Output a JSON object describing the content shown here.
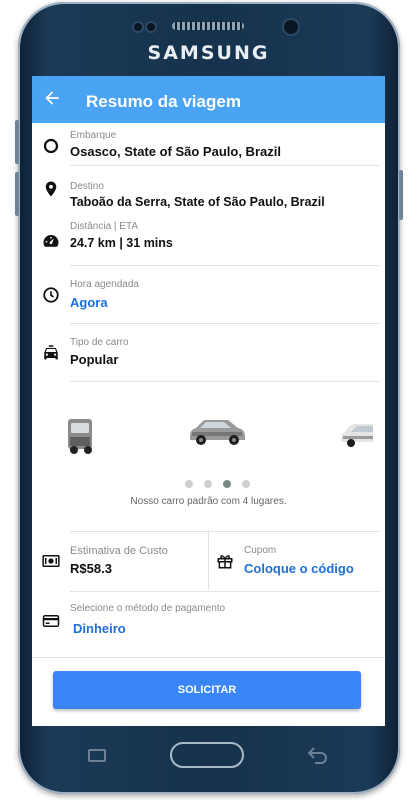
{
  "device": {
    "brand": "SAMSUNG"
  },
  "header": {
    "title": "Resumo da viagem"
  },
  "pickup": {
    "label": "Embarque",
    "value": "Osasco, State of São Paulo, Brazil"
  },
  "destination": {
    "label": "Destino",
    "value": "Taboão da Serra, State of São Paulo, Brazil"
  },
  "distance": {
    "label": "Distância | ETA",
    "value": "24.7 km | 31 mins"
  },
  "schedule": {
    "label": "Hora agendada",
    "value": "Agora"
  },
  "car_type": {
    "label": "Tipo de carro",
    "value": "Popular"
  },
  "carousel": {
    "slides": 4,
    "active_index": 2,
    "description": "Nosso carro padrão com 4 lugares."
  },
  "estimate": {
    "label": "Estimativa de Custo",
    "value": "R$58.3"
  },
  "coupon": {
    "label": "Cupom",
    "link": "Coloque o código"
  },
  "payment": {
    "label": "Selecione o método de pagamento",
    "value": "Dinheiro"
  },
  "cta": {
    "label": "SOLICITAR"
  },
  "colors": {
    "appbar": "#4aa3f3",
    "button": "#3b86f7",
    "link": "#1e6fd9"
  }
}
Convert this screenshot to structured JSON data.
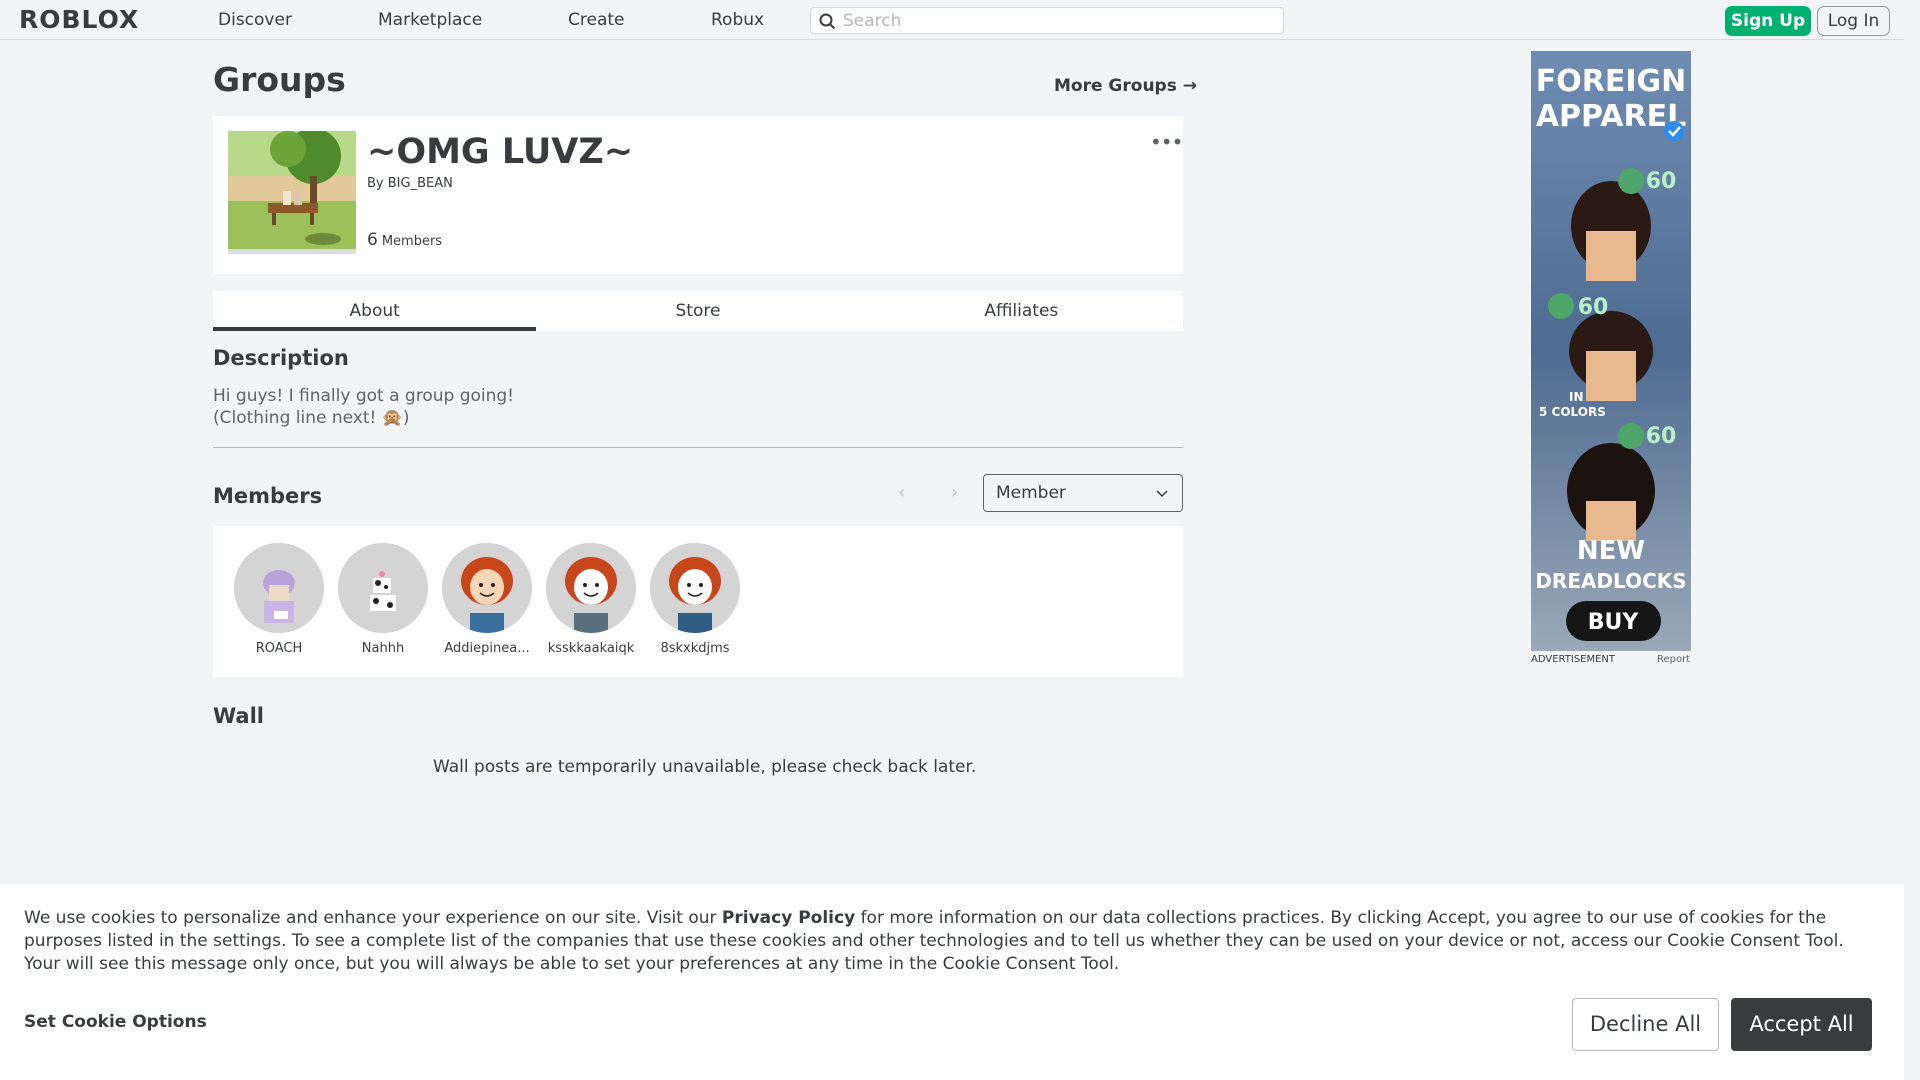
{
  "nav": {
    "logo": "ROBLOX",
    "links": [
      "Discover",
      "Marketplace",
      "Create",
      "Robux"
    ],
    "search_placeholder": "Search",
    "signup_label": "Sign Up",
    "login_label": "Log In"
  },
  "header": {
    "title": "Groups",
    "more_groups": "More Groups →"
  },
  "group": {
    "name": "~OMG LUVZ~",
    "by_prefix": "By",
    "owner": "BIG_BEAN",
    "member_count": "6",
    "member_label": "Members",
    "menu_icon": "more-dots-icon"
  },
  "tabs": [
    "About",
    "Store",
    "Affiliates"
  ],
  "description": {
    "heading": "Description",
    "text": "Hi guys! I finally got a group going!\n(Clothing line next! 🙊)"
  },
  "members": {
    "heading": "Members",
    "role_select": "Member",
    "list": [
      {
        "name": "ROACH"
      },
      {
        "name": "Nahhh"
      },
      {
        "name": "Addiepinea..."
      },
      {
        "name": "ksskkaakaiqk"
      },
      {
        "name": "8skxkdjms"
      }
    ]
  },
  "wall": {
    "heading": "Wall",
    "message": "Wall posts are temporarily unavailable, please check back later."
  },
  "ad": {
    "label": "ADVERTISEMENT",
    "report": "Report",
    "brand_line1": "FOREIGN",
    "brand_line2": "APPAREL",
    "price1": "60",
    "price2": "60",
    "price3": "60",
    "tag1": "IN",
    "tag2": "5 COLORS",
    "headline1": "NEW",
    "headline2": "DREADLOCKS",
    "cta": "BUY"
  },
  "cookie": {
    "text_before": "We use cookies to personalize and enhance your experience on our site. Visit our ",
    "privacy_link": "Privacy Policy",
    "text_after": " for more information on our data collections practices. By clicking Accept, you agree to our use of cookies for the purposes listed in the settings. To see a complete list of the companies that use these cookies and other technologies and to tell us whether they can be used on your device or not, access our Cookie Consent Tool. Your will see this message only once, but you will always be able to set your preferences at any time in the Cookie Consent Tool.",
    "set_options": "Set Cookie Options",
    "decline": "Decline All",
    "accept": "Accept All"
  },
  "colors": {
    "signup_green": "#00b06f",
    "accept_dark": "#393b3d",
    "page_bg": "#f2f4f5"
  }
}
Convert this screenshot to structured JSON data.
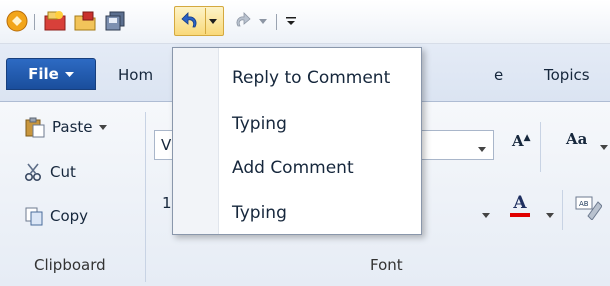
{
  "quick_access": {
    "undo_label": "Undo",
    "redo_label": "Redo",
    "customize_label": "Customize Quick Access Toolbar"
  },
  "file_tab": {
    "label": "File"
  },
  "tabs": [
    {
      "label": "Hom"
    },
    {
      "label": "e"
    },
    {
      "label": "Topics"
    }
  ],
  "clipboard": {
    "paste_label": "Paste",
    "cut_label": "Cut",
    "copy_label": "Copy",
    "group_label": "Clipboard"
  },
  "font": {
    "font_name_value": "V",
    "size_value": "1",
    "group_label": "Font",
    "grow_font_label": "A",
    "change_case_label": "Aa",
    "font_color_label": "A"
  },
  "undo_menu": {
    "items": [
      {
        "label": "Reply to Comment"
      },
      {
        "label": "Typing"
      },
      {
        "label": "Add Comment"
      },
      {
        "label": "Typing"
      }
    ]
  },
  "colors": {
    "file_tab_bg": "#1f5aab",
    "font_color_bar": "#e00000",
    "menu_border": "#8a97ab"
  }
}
:::::
What the task asks: Reproduce each record above by retyping it exactly; omit all images.

Task output:
Output a JSON object describing the content shown here.
{
  "device": {
    "brand": "SAMSUNG"
  },
  "header": {
    "title": "Resumo da viagem"
  },
  "pickup": {
    "label": "Embarque",
    "value": "Osasco, State of São Paulo, Brazil"
  },
  "destination": {
    "label": "Destino",
    "value": "Taboão da Serra, State of São Paulo, Brazil"
  },
  "distance": {
    "label": "Distância | ETA",
    "value": "24.7 km | 31 mins"
  },
  "schedule": {
    "label": "Hora agendada",
    "value": "Agora"
  },
  "car_type": {
    "label": "Tipo de carro",
    "value": "Popular"
  },
  "carousel": {
    "slides": 4,
    "active_index": 2,
    "description": "Nosso carro padrão com 4 lugares."
  },
  "estimate": {
    "label": "Estimativa de Custo",
    "value": "R$58.3"
  },
  "coupon": {
    "label": "Cupom",
    "link": "Coloque o código"
  },
  "payment": {
    "label": "Selecione o método de pagamento",
    "value": "Dinheiro"
  },
  "cta": {
    "label": "SOLICITAR"
  },
  "colors": {
    "appbar": "#4aa3f3",
    "button": "#3b86f7",
    "link": "#1e6fd9"
  }
}
Convert this screenshot to structured JSON data.
{
  "nav": {
    "logo": "ROBLOX",
    "links": [
      "Discover",
      "Marketplace",
      "Create",
      "Robux"
    ],
    "search_placeholder": "Search",
    "signup_label": "Sign Up",
    "login_label": "Log In"
  },
  "header": {
    "title": "Groups",
    "more_groups": "More Groups →"
  },
  "group": {
    "name": "~OMG LUVZ~",
    "by_prefix": "By",
    "owner": "BIG_BEAN",
    "member_count": "6",
    "member_label": "Members",
    "menu_icon": "more-dots-icon"
  },
  "tabs": [
    "About",
    "Store",
    "Affiliates"
  ],
  "description": {
    "heading": "Description",
    "text": "Hi guys! I finally got a group going!\n(Clothing line next! 🙊)"
  },
  "members": {
    "heading": "Members",
    "role_select": "Member",
    "list": [
      {
        "name": "ROACH"
      },
      {
        "name": "Nahhh"
      },
      {
        "name": "Addiepinea..."
      },
      {
        "name": "ksskkaakaiqk"
      },
      {
        "name": "8skxkdjms"
      }
    ]
  },
  "wall": {
    "heading": "Wall",
    "message": "Wall posts are temporarily unavailable, please check back later."
  },
  "ad": {
    "label": "ADVERTISEMENT",
    "report": "Report",
    "brand_line1": "FOREIGN",
    "brand_line2": "APPAREL",
    "price1": "60",
    "price2": "60",
    "price3": "60",
    "tag1": "IN",
    "tag2": "5 COLORS",
    "headline1": "NEW",
    "headline2": "DREADLOCKS",
    "cta": "BUY"
  },
  "cookie": {
    "text_before": "We use cookies to personalize and enhance your experience on our site. Visit our ",
    "privacy_link": "Privacy Policy",
    "text_after": " for more information on our data collections practices. By clicking Accept, you agree to our use of cookies for the purposes listed in the settings. To see a complete list of the companies that use these cookies and other technologies and to tell us whether they can be used on your device or not, access our Cookie Consent Tool. Your will see this message only once, but you will always be able to set your preferences at any time in the Cookie Consent Tool.",
    "set_options": "Set Cookie Options",
    "decline": "Decline All",
    "accept": "Accept All"
  },
  "colors": {
    "signup_green": "#00b06f",
    "accept_dark": "#393b3d",
    "page_bg": "#f2f4f5"
  }
}
Convert this screenshot to structured JSON data.
{
  "quick_access": {
    "undo_label": "Undo",
    "redo_label": "Redo",
    "customize_label": "Customize Quick Access Toolbar"
  },
  "file_tab": {
    "label": "File"
  },
  "tabs": [
    {
      "label": "Hom"
    },
    {
      "label": "e"
    },
    {
      "label": "Topics"
    }
  ],
  "clipboard": {
    "paste_label": "Paste",
    "cut_label": "Cut",
    "copy_label": "Copy",
    "group_label": "Clipboard"
  },
  "font": {
    "font_name_value": "V",
    "size_value": "1",
    "group_label": "Font",
    "grow_font_label": "A",
    "change_case_label": "Aa",
    "font_color_label": "A"
  },
  "undo_menu": {
    "items": [
      {
        "label": "Reply to Comment"
      },
      {
        "label": "Typing"
      },
      {
        "label": "Add Comment"
      },
      {
        "label": "Typing"
      }
    ]
  },
  "colors": {
    "file_tab_bg": "#1f5aab",
    "font_color_bar": "#e00000",
    "menu_border": "#8a97ab"
  }
}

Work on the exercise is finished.